==== Supplied data ====

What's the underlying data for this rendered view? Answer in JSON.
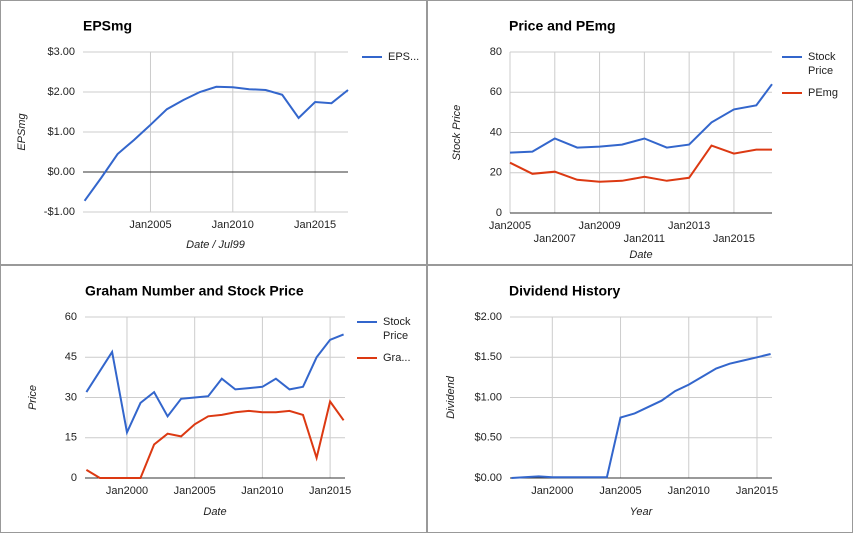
{
  "chart_data": [
    {
      "type": "line",
      "title": "EPSmg",
      "xlabel": "Date / Jul99",
      "ylabel": "EPSmg",
      "xlim": [
        2000.9,
        2017
      ],
      "ylim": [
        -1,
        3
      ],
      "xticks": [
        {
          "value": 2005,
          "label": "Jan2005"
        },
        {
          "value": 2010,
          "label": "Jan2010"
        },
        {
          "value": 2015,
          "label": "Jan2015"
        }
      ],
      "yticks": [
        {
          "value": -1,
          "label": "-$1.00"
        },
        {
          "value": 0,
          "label": "$0.00"
        },
        {
          "value": 1,
          "label": "$1.00"
        },
        {
          "value": 2,
          "label": "$2.00"
        },
        {
          "value": 3,
          "label": "$3.00"
        }
      ],
      "grid": true,
      "legend": "right",
      "series": [
        {
          "name": "EPS...",
          "color": "#3366cc",
          "x": [
            2001,
            2002,
            2003,
            2004,
            2005,
            2006,
            2007,
            2008,
            2009,
            2010,
            2011,
            2012,
            2013,
            2014,
            2015,
            2016,
            2017
          ],
          "values": [
            -0.72,
            -0.15,
            0.45,
            0.8,
            1.18,
            1.57,
            1.8,
            2.0,
            2.13,
            2.12,
            2.07,
            2.05,
            1.93,
            1.35,
            1.75,
            1.72,
            2.05
          ]
        }
      ]
    },
    {
      "type": "line",
      "title": "Price and PEmg",
      "xlabel": "Date",
      "ylabel": "Stock Price",
      "xlim": [
        2005,
        2016.7
      ],
      "ylim": [
        0,
        80
      ],
      "xticks": [
        {
          "value": 2005,
          "label": "Jan2005"
        },
        {
          "value": 2007,
          "label": "Jan2007"
        },
        {
          "value": 2009,
          "label": "Jan2009"
        },
        {
          "value": 2011,
          "label": "Jan2011"
        },
        {
          "value": 2013,
          "label": "Jan2013"
        },
        {
          "value": 2015,
          "label": "Jan2015"
        }
      ],
      "yticks": [
        0,
        20,
        40,
        60,
        80
      ],
      "grid": true,
      "legend": "right",
      "series": [
        {
          "name": "Stock Price",
          "color": "#3366cc",
          "x": [
            2005,
            2006,
            2007,
            2008,
            2009,
            2010,
            2011,
            2012,
            2013,
            2014,
            2015,
            2016,
            2016.7
          ],
          "values": [
            30,
            30.5,
            37,
            32.5,
            33,
            34,
            37,
            32.5,
            34,
            45,
            51.5,
            53.5,
            64
          ]
        },
        {
          "name": "PEmg",
          "color": "#dc3912",
          "x": [
            2005,
            2006,
            2007,
            2008,
            2009,
            2010,
            2011,
            2012,
            2013,
            2014,
            2015,
            2016,
            2016.7
          ],
          "values": [
            25,
            19.5,
            20.5,
            16.5,
            15.5,
            16,
            18,
            16,
            17.5,
            33.5,
            29.5,
            31.5,
            31.5
          ]
        }
      ]
    },
    {
      "type": "line",
      "title": "Graham Number and Stock Price",
      "xlabel": "Date",
      "ylabel": "Price",
      "xlim": [
        1996.9,
        2016.1
      ],
      "ylim": [
        0,
        60
      ],
      "xticks": [
        {
          "value": 2000,
          "label": "Jan2000"
        },
        {
          "value": 2005,
          "label": "Jan2005"
        },
        {
          "value": 2010,
          "label": "Jan2010"
        },
        {
          "value": 2015,
          "label": "Jan2015"
        }
      ],
      "yticks": [
        0,
        15,
        30,
        45,
        60
      ],
      "grid": true,
      "legend": "right",
      "series": [
        {
          "name": "Stock Price",
          "color": "#3366cc",
          "x": [
            1997,
            1998.9,
            2000,
            2001,
            2002,
            2003,
            2004,
            2005,
            2006,
            2007,
            2008,
            2009,
            2010,
            2011,
            2012,
            2013,
            2014,
            2015,
            2016
          ],
          "values": [
            32,
            47,
            17,
            28,
            32,
            23,
            29.5,
            30,
            30.5,
            37,
            33,
            33.5,
            34,
            37,
            33,
            34,
            45,
            51.5,
            53.5
          ]
        },
        {
          "name": "Gra...",
          "color": "#dc3912",
          "x": [
            1997,
            1998,
            1999,
            2000,
            2001,
            2002,
            2003,
            2004,
            2005,
            2006,
            2007,
            2008,
            2009,
            2010,
            2011,
            2012,
            2013,
            2014,
            2015,
            2016
          ],
          "values": [
            3,
            0,
            0,
            0,
            0,
            12.5,
            16.5,
            15.5,
            20,
            23,
            23.5,
            24.5,
            25,
            24.5,
            24.5,
            25,
            23.5,
            7.5,
            28.5,
            21.5
          ]
        }
      ]
    },
    {
      "type": "line",
      "title": "Dividend History",
      "xlabel": "Year",
      "ylabel": "Dividend",
      "xlim": [
        1996.9,
        2016.1
      ],
      "ylim": [
        0,
        2
      ],
      "xticks": [
        {
          "value": 2000,
          "label": "Jan2000"
        },
        {
          "value": 2005,
          "label": "Jan2005"
        },
        {
          "value": 2010,
          "label": "Jan2010"
        },
        {
          "value": 2015,
          "label": "Jan2015"
        }
      ],
      "yticks": [
        {
          "value": 0,
          "label": "$0.00"
        },
        {
          "value": 0.5,
          "label": "$0.50"
        },
        {
          "value": 1,
          "label": "$1.00"
        },
        {
          "value": 1.5,
          "label": "$1.50"
        },
        {
          "value": 2,
          "label": "$2.00"
        }
      ],
      "grid": true,
      "series": [
        {
          "color": "#3366cc",
          "x": [
            1997,
            1999,
            2000,
            2001,
            2002,
            2003,
            2004,
            2005,
            2006,
            2007,
            2008,
            2009,
            2010,
            2011,
            2012,
            2013,
            2014,
            2015,
            2016
          ],
          "values": [
            0,
            0.02,
            0.01,
            0.01,
            0.01,
            0.01,
            0.01,
            0.75,
            0.8,
            0.88,
            0.96,
            1.08,
            1.16,
            1.26,
            1.36,
            1.42,
            1.46,
            1.5,
            1.54
          ]
        }
      ]
    }
  ]
}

====

**What the task requires:** Set down the lines of the records above exactly, apart from the pictures.

**The result:**
What's the underlying data for this rendered view? Answer in JSON.
{
  "chart_data": [
    {
      "type": "line",
      "title": "EPSmg",
      "xlabel": "Date / Jul99",
      "ylabel": "EPSmg",
      "xlim": [
        2000.9,
        2017
      ],
      "ylim": [
        -1,
        3
      ],
      "xticks": [
        {
          "value": 2005,
          "label": "Jan2005"
        },
        {
          "value": 2010,
          "label": "Jan2010"
        },
        {
          "value": 2015,
          "label": "Jan2015"
        }
      ],
      "yticks": [
        {
          "value": -1,
          "label": "-$1.00"
        },
        {
          "value": 0,
          "label": "$0.00"
        },
        {
          "value": 1,
          "label": "$1.00"
        },
        {
          "value": 2,
          "label": "$2.00"
        },
        {
          "value": 3,
          "label": "$3.00"
        }
      ],
      "grid": true,
      "legend": "right",
      "series": [
        {
          "name": "EPS...",
          "color": "#3366cc",
          "x": [
            2001,
            2002,
            2003,
            2004,
            2005,
            2006,
            2007,
            2008,
            2009,
            2010,
            2011,
            2012,
            2013,
            2014,
            2015,
            2016,
            2017
          ],
          "values": [
            -0.72,
            -0.15,
            0.45,
            0.8,
            1.18,
            1.57,
            1.8,
            2.0,
            2.13,
            2.12,
            2.07,
            2.05,
            1.93,
            1.35,
            1.75,
            1.72,
            2.05
          ]
        }
      ]
    },
    {
      "type": "line",
      "title": "Price and PEmg",
      "xlabel": "Date",
      "ylabel": "Stock Price",
      "xlim": [
        2005,
        2016.7
      ],
      "ylim": [
        0,
        80
      ],
      "xticks": [
        {
          "value": 2005,
          "label": "Jan2005"
        },
        {
          "value": 2007,
          "label": "Jan2007"
        },
        {
          "value": 2009,
          "label": "Jan2009"
        },
        {
          "value": 2011,
          "label": "Jan2011"
        },
        {
          "value": 2013,
          "label": "Jan2013"
        },
        {
          "value": 2015,
          "label": "Jan2015"
        }
      ],
      "yticks": [
        0,
        20,
        40,
        60,
        80
      ],
      "grid": true,
      "legend": "right",
      "series": [
        {
          "name": "Stock Price",
          "color": "#3366cc",
          "x": [
            2005,
            2006,
            2007,
            2008,
            2009,
            2010,
            2011,
            2012,
            2013,
            2014,
            2015,
            2016,
            2016.7
          ],
          "values": [
            30,
            30.5,
            37,
            32.5,
            33,
            34,
            37,
            32.5,
            34,
            45,
            51.5,
            53.5,
            64
          ]
        },
        {
          "name": "PEmg",
          "color": "#dc3912",
          "x": [
            2005,
            2006,
            2007,
            2008,
            2009,
            2010,
            2011,
            2012,
            2013,
            2014,
            2015,
            2016,
            2016.7
          ],
          "values": [
            25,
            19.5,
            20.5,
            16.5,
            15.5,
            16,
            18,
            16,
            17.5,
            33.5,
            29.5,
            31.5,
            31.5
          ]
        }
      ]
    },
    {
      "type": "line",
      "title": "Graham Number and Stock Price",
      "xlabel": "Date",
      "ylabel": "Price",
      "xlim": [
        1996.9,
        2016.1
      ],
      "ylim": [
        0,
        60
      ],
      "xticks": [
        {
          "value": 2000,
          "label": "Jan2000"
        },
        {
          "value": 2005,
          "label": "Jan2005"
        },
        {
          "value": 2010,
          "label": "Jan2010"
        },
        {
          "value": 2015,
          "label": "Jan2015"
        }
      ],
      "yticks": [
        0,
        15,
        30,
        45,
        60
      ],
      "grid": true,
      "legend": "right",
      "series": [
        {
          "name": "Stock Price",
          "color": "#3366cc",
          "x": [
            1997,
            1998.9,
            2000,
            2001,
            2002,
            2003,
            2004,
            2005,
            2006,
            2007,
            2008,
            2009,
            2010,
            2011,
            2012,
            2013,
            2014,
            2015,
            2016
          ],
          "values": [
            32,
            47,
            17,
            28,
            32,
            23,
            29.5,
            30,
            30.5,
            37,
            33,
            33.5,
            34,
            37,
            33,
            34,
            45,
            51.5,
            53.5
          ]
        },
        {
          "name": "Gra...",
          "color": "#dc3912",
          "x": [
            1997,
            1998,
            1999,
            2000,
            2001,
            2002,
            2003,
            2004,
            2005,
            2006,
            2007,
            2008,
            2009,
            2010,
            2011,
            2012,
            2013,
            2014,
            2015,
            2016
          ],
          "values": [
            3,
            0,
            0,
            0,
            0,
            12.5,
            16.5,
            15.5,
            20,
            23,
            23.5,
            24.5,
            25,
            24.5,
            24.5,
            25,
            23.5,
            7.5,
            28.5,
            21.5
          ]
        }
      ]
    },
    {
      "type": "line",
      "title": "Dividend History",
      "xlabel": "Year",
      "ylabel": "Dividend",
      "xlim": [
        1996.9,
        2016.1
      ],
      "ylim": [
        0,
        2
      ],
      "xticks": [
        {
          "value": 2000,
          "label": "Jan2000"
        },
        {
          "value": 2005,
          "label": "Jan2005"
        },
        {
          "value": 2010,
          "label": "Jan2010"
        },
        {
          "value": 2015,
          "label": "Jan2015"
        }
      ],
      "yticks": [
        {
          "value": 0,
          "label": "$0.00"
        },
        {
          "value": 0.5,
          "label": "$0.50"
        },
        {
          "value": 1,
          "label": "$1.00"
        },
        {
          "value": 1.5,
          "label": "$1.50"
        },
        {
          "value": 2,
          "label": "$2.00"
        }
      ],
      "grid": true,
      "series": [
        {
          "color": "#3366cc",
          "x": [
            1997,
            1999,
            2000,
            2001,
            2002,
            2003,
            2004,
            2005,
            2006,
            2007,
            2008,
            2009,
            2010,
            2011,
            2012,
            2013,
            2014,
            2015,
            2016
          ],
          "values": [
            0,
            0.02,
            0.01,
            0.01,
            0.01,
            0.01,
            0.01,
            0.75,
            0.8,
            0.88,
            0.96,
            1.08,
            1.16,
            1.26,
            1.36,
            1.42,
            1.46,
            1.5,
            1.54
          ]
        }
      ]
    }
  ]
}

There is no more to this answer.